WHAT NEEDS TO BE DONE
All lines holding the string "Objetiva" are to be shown.

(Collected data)
■ ■ ■ ■ ■

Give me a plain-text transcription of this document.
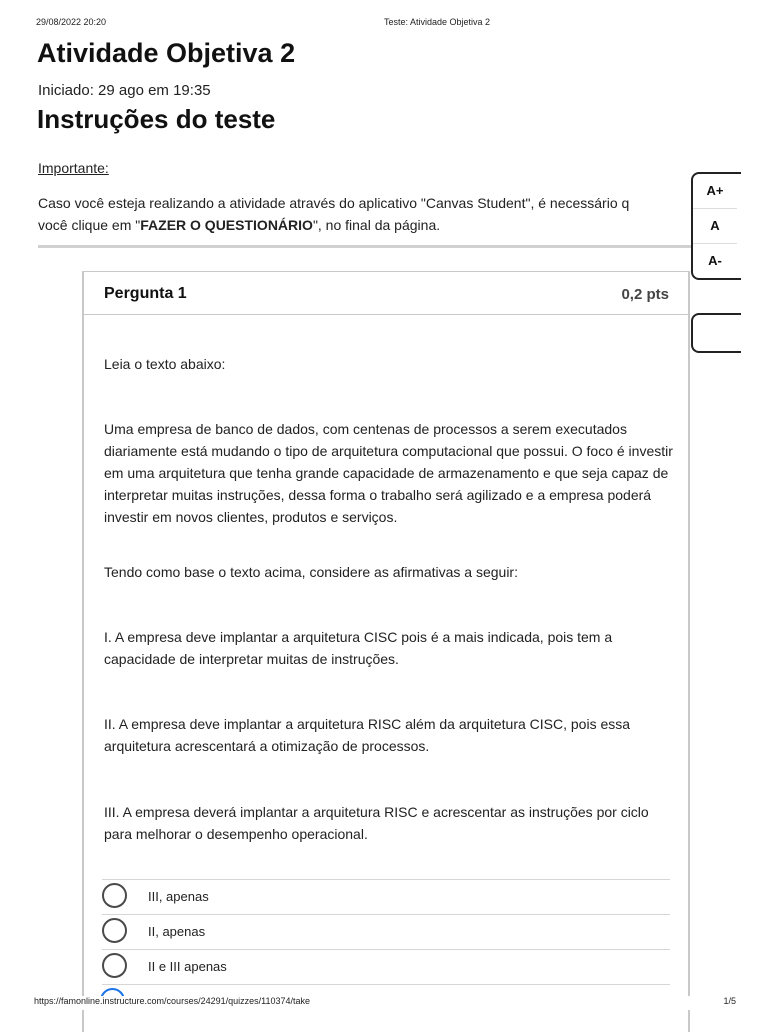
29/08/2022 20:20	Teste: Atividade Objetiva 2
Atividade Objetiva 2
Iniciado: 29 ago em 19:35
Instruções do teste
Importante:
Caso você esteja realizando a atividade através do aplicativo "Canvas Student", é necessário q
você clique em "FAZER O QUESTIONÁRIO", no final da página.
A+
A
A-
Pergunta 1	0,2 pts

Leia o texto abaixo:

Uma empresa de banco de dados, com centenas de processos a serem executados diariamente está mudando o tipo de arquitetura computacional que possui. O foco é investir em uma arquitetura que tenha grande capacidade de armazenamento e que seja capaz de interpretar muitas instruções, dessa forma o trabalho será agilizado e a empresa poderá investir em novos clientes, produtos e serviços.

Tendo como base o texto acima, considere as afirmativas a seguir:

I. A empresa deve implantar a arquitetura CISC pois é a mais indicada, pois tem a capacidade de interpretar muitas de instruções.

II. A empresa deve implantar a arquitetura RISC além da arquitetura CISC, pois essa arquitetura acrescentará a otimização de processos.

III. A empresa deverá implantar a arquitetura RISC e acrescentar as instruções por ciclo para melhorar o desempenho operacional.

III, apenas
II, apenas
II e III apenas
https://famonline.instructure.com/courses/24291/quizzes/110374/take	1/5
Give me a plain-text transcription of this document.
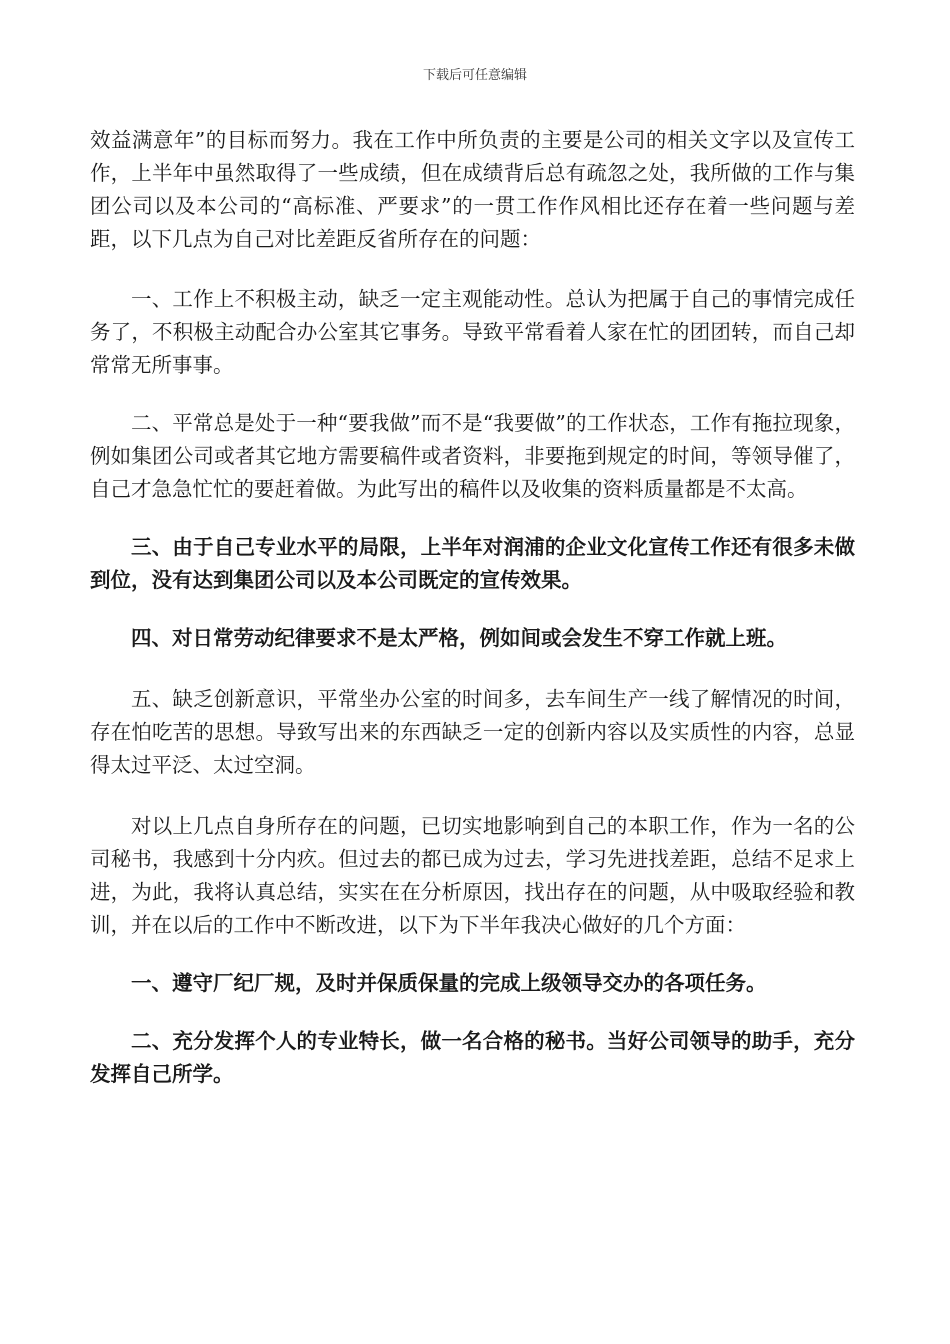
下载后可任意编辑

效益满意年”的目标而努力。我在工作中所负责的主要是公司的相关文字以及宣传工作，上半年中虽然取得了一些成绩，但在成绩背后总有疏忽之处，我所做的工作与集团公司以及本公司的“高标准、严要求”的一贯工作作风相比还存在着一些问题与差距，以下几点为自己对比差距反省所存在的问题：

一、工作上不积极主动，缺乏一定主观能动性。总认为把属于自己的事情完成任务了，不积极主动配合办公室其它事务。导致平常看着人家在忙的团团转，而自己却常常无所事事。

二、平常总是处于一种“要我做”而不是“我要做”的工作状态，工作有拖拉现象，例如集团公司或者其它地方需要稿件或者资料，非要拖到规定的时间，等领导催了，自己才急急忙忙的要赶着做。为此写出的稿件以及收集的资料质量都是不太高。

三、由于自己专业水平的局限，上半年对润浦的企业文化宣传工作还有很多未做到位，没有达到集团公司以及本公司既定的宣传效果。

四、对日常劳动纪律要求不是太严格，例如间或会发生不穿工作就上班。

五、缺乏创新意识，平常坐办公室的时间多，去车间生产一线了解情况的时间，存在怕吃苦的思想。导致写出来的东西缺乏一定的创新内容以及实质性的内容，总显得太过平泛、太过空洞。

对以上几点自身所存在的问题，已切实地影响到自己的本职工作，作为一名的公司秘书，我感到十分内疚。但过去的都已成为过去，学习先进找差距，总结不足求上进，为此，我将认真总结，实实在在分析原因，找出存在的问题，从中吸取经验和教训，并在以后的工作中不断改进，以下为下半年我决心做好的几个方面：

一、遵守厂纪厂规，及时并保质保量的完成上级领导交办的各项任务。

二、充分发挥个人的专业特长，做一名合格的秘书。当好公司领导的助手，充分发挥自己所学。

■ ■ ■ ■ ■

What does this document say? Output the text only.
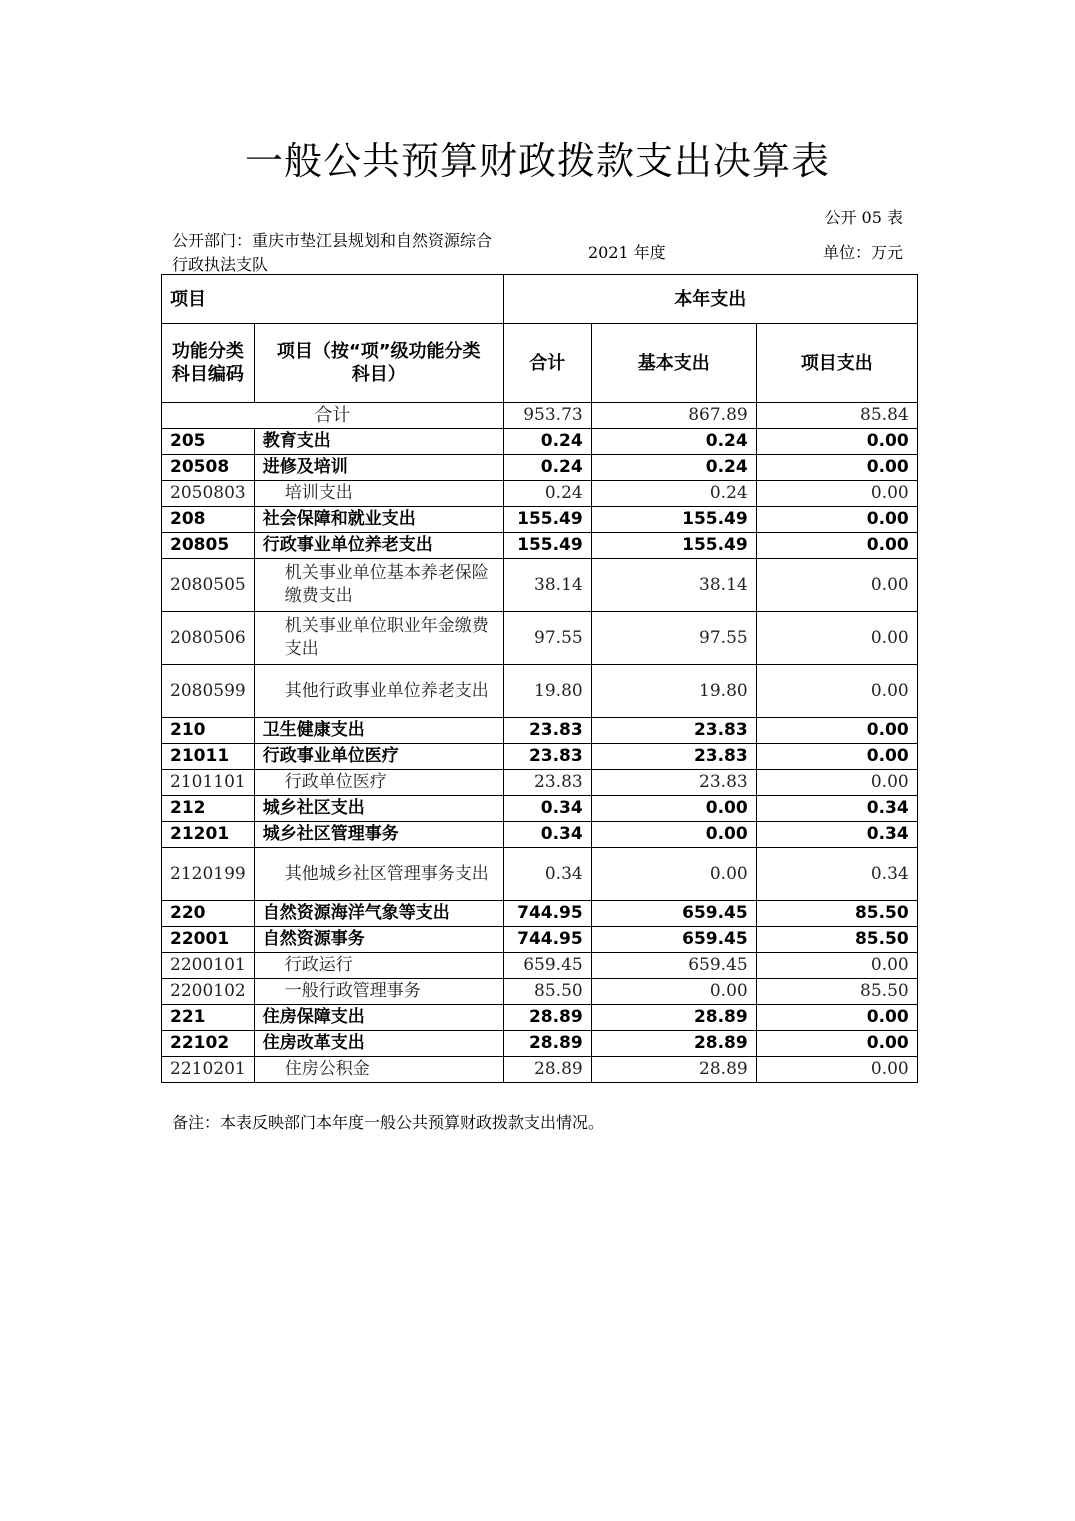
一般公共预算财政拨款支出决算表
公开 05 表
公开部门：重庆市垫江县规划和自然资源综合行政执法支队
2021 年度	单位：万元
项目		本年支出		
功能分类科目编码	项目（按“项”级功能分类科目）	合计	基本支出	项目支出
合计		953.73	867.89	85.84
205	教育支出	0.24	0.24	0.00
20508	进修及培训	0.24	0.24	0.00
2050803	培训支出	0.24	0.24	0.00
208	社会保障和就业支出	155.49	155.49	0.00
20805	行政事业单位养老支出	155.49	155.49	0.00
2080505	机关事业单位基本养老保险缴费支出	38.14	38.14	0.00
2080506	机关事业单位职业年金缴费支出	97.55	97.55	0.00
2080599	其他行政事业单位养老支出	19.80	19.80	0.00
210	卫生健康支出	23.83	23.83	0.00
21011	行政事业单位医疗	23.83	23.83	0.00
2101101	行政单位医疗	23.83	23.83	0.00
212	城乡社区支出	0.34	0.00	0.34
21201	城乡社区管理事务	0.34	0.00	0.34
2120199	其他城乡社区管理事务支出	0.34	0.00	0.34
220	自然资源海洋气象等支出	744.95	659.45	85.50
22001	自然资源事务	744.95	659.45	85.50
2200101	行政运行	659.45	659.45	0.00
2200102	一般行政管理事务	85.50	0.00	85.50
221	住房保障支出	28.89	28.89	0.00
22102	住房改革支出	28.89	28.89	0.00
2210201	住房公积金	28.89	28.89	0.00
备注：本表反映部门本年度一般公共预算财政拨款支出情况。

■ ■ ■ ■ ■

FINAL RESULT
29/08/2022 20:20	Teste: Atividade Objetiva 2
Atividade Objetiva 2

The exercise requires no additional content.